▶ [Problem statement] The records below need retyping in full; give them again exactly.

[Excerpts from a figure dataset]
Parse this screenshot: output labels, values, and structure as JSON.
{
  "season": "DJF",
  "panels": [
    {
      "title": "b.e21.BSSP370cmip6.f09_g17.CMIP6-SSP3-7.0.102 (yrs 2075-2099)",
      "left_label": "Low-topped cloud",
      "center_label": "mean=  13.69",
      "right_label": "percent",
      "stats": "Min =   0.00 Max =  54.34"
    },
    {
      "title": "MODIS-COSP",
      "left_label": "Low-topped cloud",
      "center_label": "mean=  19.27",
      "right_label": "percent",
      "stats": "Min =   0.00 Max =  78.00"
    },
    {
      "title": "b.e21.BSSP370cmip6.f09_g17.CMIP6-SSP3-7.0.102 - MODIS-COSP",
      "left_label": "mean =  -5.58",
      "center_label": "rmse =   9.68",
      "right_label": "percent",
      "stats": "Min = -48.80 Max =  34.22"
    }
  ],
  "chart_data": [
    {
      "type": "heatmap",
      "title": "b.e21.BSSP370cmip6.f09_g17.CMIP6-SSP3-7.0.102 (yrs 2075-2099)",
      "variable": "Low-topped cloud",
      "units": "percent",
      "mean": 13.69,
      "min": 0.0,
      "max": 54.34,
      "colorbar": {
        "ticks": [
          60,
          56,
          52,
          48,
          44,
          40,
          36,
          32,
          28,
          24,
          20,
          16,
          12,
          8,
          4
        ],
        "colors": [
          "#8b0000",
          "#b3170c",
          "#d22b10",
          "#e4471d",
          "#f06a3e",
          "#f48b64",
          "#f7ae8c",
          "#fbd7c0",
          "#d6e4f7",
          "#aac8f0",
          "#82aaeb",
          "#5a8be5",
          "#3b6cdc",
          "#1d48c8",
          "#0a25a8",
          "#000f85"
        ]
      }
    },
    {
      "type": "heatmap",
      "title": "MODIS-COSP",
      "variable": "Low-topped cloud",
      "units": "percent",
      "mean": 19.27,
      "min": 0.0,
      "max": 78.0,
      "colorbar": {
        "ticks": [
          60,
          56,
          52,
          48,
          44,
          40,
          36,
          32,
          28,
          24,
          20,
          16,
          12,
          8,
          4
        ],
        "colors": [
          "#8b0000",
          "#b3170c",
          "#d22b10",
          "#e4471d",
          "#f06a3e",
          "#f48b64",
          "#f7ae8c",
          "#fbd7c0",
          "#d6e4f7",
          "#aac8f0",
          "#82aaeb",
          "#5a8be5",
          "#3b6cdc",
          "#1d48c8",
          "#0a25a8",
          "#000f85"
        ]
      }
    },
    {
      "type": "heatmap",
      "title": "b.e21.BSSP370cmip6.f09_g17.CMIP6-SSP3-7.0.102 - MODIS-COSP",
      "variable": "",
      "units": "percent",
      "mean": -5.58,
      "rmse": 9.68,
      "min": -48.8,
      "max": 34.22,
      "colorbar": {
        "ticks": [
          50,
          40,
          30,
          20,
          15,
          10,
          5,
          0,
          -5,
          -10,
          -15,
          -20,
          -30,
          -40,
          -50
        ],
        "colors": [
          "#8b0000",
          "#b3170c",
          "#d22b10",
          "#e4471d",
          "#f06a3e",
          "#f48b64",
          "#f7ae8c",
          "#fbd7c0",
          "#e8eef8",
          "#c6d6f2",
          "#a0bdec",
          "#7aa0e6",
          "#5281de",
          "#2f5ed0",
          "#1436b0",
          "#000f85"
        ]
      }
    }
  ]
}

▶ [Reply]
Parse this screenshot: output labels, values, and structure as JSON.
{
  "season": "DJF",
  "panels": [
    {
      "title": "b.e21.BSSP370cmip6.f09_g17.CMIP6-SSP3-7.0.102 (yrs 2075-2099)",
      "left_label": "Low-topped cloud",
      "center_label": "mean=  13.69",
      "right_label": "percent",
      "stats": "Min =   0.00 Max =  54.34"
    },
    {
      "title": "MODIS-COSP",
      "left_label": "Low-topped cloud",
      "center_label": "mean=  19.27",
      "right_label": "percent",
      "stats": "Min =   0.00 Max =  78.00"
    },
    {
      "title": "b.e21.BSSP370cmip6.f09_g17.CMIP6-SSP3-7.0.102 - MODIS-COSP",
      "left_label": "mean =  -5.58",
      "center_label": "rmse =   9.68",
      "right_label": "percent",
      "stats": "Min = -48.80 Max =  34.22"
    }
  ],
  "chart_data": [
    {
      "type": "heatmap",
      "title": "b.e21.BSSP370cmip6.f09_g17.CMIP6-SSP3-7.0.102 (yrs 2075-2099)",
      "variable": "Low-topped cloud",
      "units": "percent",
      "mean": 13.69,
      "min": 0.0,
      "max": 54.34,
      "colorbar": {
        "ticks": [
          60,
          56,
          52,
          48,
          44,
          40,
          36,
          32,
          28,
          24,
          20,
          16,
          12,
          8,
          4
        ],
        "colors": [
          "#8b0000",
          "#b3170c",
          "#d22b10",
          "#e4471d",
          "#f06a3e",
          "#f48b64",
          "#f7ae8c",
          "#fbd7c0",
          "#d6e4f7",
          "#aac8f0",
          "#82aaeb",
          "#5a8be5",
          "#3b6cdc",
          "#1d48c8",
          "#0a25a8",
          "#000f85"
        ]
      }
    },
    {
      "type": "heatmap",
      "title": "MODIS-COSP",
      "variable": "Low-topped cloud",
      "units": "percent",
      "mean": 19.27,
      "min": 0.0,
      "max": 78.0,
      "colorbar": {
        "ticks": [
          60,
          56,
          52,
          48,
          44,
          40,
          36,
          32,
          28,
          24,
          20,
          16,
          12,
          8,
          4
        ],
        "colors": [
          "#8b0000",
          "#b3170c",
          "#d22b10",
          "#e4471d",
          "#f06a3e",
          "#f48b64",
          "#f7ae8c",
          "#fbd7c0",
          "#d6e4f7",
          "#aac8f0",
          "#82aaeb",
          "#5a8be5",
          "#3b6cdc",
          "#1d48c8",
          "#0a25a8",
          "#000f85"
        ]
      }
    },
    {
      "type": "heatmap",
      "title": "b.e21.BSSP370cmip6.f09_g17.CMIP6-SSP3-7.0.102 - MODIS-COSP",
      "variable": "",
      "units": "percent",
      "mean": -5.58,
      "rmse": 9.68,
      "min": -48.8,
      "max": 34.22,
      "colorbar": {
        "ticks": [
          50,
          40,
          30,
          20,
          15,
          10,
          5,
          0,
          -5,
          -10,
          -15,
          -20,
          -30,
          -40,
          -50
        ],
        "colors": [
          "#8b0000",
          "#b3170c",
          "#d22b10",
          "#e4471d",
          "#f06a3e",
          "#f48b64",
          "#f7ae8c",
          "#fbd7c0",
          "#e8eef8",
          "#c6d6f2",
          "#a0bdec",
          "#7aa0e6",
          "#5281de",
          "#2f5ed0",
          "#1436b0",
          "#000f85"
        ]
      }
    }
  ]
}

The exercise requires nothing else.